[Data entries for graphics]
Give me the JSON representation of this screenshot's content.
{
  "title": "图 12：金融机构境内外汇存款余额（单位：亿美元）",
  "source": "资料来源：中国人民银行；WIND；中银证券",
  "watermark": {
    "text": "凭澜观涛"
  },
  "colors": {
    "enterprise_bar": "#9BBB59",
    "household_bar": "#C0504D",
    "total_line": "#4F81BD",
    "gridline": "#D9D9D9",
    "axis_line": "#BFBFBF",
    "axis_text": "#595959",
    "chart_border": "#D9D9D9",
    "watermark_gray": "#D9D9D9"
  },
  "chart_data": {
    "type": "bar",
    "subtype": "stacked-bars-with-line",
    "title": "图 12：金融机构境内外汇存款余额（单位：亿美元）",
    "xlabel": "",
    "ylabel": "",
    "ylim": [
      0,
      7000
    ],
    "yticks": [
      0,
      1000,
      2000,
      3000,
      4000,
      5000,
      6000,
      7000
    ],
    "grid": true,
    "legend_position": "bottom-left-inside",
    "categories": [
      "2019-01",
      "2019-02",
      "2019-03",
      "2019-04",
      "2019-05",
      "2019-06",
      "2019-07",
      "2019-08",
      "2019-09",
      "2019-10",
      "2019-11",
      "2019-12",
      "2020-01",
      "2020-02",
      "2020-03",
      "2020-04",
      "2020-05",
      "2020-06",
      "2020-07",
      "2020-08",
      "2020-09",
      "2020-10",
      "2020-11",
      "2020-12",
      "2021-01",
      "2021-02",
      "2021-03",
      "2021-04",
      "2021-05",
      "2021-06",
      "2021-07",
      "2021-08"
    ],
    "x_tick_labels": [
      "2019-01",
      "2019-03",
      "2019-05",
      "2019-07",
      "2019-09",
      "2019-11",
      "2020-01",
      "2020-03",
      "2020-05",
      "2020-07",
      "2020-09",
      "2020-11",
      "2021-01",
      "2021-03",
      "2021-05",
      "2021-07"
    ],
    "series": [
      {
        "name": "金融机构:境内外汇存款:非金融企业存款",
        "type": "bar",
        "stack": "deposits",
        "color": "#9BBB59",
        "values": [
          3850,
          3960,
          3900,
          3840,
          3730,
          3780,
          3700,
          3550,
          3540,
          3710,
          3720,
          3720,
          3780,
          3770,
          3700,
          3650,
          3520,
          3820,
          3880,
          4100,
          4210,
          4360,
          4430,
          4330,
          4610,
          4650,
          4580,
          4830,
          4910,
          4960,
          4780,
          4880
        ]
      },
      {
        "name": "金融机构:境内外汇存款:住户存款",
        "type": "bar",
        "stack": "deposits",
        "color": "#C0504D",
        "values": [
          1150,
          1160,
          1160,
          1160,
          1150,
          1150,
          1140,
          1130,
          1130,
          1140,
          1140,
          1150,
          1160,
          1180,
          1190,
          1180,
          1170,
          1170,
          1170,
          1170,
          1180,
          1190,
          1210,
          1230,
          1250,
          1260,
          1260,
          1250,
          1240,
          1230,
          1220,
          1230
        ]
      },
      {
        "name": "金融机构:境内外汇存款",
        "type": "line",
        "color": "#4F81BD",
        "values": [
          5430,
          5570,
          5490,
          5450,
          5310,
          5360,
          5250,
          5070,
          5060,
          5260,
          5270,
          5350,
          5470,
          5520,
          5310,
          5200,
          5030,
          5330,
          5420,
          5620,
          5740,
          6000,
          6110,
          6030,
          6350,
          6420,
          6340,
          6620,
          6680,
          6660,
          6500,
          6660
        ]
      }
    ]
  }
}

* Exercise prompt:
Go through the listing above and list every line that has the word "title".

* Written response:
  "title": "图 12：金融机构境内外汇存款余额（单位：亿美元）",
    "title": "图 12：金融机构境内外汇存款余额（单位：亿美元）",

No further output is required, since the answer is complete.